Job →
Below are the records. Restate word for word every line from the one that contains "What does this" through the final line, both included.

Supplied records →
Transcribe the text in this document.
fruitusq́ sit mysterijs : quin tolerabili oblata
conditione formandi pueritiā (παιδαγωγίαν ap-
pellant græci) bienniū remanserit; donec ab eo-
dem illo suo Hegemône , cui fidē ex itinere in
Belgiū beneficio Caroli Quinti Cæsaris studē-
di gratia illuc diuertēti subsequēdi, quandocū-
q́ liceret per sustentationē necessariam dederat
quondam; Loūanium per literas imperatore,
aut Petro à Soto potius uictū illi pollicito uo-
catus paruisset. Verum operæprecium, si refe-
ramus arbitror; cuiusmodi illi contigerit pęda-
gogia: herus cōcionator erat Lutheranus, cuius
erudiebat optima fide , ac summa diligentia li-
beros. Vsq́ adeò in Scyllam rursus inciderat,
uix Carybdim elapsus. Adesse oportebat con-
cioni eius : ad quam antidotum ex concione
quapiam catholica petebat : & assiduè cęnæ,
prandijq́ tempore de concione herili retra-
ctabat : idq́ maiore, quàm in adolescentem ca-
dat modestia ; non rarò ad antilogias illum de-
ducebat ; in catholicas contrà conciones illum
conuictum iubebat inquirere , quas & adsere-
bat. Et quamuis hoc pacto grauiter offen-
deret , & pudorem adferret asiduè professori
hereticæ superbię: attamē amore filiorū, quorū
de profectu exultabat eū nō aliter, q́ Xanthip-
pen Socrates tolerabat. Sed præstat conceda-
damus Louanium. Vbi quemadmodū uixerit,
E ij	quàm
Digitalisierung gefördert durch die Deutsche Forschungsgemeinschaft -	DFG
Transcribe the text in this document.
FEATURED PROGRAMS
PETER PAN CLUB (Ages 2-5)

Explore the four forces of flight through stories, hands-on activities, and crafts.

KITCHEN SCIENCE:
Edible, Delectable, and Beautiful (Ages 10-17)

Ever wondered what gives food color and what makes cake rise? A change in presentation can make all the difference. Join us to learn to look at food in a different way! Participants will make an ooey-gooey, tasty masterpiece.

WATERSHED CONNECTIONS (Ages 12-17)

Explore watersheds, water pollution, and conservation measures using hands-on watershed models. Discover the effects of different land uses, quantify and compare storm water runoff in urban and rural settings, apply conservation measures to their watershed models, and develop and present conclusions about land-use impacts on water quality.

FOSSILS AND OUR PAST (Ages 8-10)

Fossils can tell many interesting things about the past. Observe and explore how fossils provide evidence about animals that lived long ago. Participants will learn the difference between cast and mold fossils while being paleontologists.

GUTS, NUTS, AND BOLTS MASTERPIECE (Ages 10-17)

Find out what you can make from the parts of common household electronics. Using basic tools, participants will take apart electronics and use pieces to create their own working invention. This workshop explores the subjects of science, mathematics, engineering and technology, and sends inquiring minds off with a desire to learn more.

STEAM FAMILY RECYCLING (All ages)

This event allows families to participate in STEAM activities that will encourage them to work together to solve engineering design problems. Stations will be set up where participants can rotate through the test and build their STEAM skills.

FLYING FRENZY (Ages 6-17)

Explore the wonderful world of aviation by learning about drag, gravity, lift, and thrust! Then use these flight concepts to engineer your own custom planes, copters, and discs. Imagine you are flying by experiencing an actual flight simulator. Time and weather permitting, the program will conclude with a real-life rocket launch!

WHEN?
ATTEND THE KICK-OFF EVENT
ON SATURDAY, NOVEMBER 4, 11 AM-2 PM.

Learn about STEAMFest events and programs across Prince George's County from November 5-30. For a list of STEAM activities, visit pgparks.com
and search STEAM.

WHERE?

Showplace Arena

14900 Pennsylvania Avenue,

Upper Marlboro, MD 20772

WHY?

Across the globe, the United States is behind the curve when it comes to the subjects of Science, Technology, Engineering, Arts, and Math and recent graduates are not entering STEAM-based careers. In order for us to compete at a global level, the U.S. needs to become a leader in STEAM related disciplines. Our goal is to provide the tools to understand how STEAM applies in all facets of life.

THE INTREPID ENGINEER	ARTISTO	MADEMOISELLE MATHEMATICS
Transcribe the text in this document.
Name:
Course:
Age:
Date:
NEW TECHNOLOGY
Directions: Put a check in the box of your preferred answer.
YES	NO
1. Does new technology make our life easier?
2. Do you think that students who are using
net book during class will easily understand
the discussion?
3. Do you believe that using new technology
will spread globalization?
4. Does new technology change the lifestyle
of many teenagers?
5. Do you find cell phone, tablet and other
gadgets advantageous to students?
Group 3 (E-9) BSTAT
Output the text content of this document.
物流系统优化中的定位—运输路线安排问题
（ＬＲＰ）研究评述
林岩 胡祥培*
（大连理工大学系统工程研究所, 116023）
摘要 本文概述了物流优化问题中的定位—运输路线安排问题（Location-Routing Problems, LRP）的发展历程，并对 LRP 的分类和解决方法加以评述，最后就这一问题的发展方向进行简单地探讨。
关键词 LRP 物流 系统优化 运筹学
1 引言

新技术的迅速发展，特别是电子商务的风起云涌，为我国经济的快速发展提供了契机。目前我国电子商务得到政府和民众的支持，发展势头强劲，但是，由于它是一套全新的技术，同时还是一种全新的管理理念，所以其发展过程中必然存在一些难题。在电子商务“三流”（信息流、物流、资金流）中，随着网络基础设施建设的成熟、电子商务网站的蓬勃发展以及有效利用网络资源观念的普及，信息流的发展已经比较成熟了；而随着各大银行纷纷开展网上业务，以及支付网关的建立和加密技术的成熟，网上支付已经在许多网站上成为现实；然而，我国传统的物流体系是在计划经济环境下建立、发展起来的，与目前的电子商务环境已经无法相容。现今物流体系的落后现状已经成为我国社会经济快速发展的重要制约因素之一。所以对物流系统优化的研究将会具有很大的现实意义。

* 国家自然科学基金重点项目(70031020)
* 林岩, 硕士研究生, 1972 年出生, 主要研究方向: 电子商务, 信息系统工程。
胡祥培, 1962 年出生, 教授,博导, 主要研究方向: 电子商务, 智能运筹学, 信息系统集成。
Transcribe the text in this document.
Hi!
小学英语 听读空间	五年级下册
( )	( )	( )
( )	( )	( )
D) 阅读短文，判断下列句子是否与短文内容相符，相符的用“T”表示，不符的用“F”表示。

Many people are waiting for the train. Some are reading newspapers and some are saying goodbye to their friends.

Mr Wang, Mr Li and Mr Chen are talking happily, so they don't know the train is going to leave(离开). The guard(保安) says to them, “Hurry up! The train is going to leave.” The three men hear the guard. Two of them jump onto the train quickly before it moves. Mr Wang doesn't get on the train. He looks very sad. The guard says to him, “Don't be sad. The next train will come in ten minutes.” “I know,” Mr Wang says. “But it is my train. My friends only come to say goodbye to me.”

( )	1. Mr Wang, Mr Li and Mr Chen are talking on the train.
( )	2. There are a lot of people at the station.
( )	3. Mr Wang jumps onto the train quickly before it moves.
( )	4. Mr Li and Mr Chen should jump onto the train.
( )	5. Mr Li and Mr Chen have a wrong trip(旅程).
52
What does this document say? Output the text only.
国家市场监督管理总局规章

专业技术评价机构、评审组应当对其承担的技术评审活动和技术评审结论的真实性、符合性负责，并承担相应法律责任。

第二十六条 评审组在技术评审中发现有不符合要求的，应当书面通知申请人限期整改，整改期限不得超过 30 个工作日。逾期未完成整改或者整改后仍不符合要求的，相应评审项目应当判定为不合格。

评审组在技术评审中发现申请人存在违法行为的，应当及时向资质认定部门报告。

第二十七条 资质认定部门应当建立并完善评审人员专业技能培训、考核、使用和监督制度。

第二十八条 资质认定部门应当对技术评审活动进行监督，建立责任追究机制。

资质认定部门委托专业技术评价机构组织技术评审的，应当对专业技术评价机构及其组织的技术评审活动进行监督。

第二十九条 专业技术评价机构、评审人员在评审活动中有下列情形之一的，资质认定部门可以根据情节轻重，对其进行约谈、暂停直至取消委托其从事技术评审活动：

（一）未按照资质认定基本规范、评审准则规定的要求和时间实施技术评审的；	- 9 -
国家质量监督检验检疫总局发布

Written answer →
What does this document say? Output the text only.
国家市场监督管理总局规章

专业技术评价机构、评审组应当对其承担的技术评审活动和技术评审结论的真实性、符合性负责，并承担相应法律责任。

第二十六条 评审组在技术评审中发现有不符合要求的，应当书面通知申请人限期整改，整改期限不得超过 30 个工作日。逾期未完成整改或者整改后仍不符合要求的，相应评审项目应当判定为不合格。

评审组在技术评审中发现申请人存在违法行为的，应当及时向资质认定部门报告。

第二十七条 资质认定部门应当建立并完善评审人员专业技能培训、考核、使用和监督制度。

第二十八条 资质认定部门应当对技术评审活动进行监督，建立责任追究机制。

资质认定部门委托专业技术评价机构组织技术评审的，应当对专业技术评价机构及其组织的技术评审活动进行监督。

第二十九条 专业技术评价机构、评审人员在评审活动中有下列情形之一的，资质认定部门可以根据情节轻重，对其进行约谈、暂停直至取消委托其从事技术评审活动：

（一）未按照资质认定基本规范、评审准则规定的要求和时间实施技术评审的；	- 9 -
国家质量监督检验检疫总局发布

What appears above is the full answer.